Job: Find each line with the word "Engineering" and copy it.

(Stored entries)
--

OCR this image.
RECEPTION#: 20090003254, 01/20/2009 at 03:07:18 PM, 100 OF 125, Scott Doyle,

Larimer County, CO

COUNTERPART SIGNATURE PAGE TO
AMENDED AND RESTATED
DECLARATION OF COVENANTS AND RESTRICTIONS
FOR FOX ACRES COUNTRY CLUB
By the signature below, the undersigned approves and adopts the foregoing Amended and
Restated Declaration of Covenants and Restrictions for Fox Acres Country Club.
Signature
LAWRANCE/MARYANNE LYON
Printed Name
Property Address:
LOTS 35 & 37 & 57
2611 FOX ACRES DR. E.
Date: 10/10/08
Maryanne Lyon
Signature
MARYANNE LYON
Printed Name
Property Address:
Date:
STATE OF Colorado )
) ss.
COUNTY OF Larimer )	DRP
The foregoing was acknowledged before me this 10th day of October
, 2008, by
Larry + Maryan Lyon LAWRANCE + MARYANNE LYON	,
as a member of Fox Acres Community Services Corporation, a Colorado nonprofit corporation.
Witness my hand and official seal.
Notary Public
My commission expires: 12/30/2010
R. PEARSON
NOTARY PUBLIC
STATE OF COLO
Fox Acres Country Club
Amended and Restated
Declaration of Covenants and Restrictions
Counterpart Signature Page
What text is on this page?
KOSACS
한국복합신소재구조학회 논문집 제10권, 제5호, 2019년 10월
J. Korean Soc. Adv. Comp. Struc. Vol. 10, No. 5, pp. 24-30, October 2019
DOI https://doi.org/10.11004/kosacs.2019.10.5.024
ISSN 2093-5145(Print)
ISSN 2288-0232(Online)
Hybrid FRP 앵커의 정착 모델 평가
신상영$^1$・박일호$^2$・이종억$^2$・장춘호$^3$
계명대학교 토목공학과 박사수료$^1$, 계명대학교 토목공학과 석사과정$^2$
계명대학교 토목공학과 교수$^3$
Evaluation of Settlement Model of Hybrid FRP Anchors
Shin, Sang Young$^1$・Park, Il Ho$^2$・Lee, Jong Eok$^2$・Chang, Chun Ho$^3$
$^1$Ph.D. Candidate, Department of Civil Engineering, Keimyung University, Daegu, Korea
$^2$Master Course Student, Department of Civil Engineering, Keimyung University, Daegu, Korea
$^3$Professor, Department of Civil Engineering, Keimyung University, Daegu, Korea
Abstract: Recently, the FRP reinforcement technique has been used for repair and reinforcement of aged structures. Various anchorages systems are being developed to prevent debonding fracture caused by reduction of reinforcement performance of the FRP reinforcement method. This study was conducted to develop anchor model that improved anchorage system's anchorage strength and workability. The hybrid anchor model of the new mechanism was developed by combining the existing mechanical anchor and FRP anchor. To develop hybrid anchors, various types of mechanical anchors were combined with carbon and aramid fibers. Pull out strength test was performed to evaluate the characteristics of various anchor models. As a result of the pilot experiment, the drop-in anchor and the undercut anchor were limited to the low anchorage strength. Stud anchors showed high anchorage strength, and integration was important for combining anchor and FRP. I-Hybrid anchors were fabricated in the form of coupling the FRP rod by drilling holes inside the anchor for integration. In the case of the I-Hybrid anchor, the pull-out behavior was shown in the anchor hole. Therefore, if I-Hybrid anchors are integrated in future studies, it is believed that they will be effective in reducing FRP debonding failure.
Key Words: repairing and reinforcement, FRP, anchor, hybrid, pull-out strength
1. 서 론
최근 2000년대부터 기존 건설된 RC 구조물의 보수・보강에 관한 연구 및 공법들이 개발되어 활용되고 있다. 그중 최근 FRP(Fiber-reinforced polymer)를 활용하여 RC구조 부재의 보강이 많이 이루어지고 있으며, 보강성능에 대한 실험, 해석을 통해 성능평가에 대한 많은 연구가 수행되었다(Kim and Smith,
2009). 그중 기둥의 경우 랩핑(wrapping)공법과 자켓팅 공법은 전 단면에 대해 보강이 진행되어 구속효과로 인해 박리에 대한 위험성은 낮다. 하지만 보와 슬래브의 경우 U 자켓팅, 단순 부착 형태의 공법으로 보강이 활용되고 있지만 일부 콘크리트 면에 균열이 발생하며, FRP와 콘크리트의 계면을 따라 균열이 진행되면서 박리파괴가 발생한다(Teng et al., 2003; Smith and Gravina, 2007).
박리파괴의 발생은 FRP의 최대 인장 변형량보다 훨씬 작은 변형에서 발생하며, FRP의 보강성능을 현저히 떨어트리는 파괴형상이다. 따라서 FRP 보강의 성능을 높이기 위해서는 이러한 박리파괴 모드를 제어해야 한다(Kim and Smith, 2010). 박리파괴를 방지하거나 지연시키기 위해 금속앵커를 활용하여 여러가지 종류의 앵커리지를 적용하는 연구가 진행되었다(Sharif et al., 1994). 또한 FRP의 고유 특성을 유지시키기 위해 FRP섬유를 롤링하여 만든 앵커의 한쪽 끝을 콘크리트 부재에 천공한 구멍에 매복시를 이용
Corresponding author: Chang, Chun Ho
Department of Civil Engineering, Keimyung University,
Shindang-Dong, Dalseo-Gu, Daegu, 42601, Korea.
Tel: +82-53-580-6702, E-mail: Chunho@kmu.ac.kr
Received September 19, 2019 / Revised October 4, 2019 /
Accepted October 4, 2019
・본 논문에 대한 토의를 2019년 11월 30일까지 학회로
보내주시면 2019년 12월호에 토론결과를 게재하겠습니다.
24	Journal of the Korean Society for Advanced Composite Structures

--

Solution:
$^1$Ph.D. Candidate, Department of Civil Engineering, Keimyung University, Daegu, Korea
$^2$Master Course Student, Department of Civil Engineering, Keimyung University, Daegu, Korea
$^3$Professor, Department of Civil Engineering, Keimyung University, Daegu, Korea
Department of Civil Engineering, Keimyung University,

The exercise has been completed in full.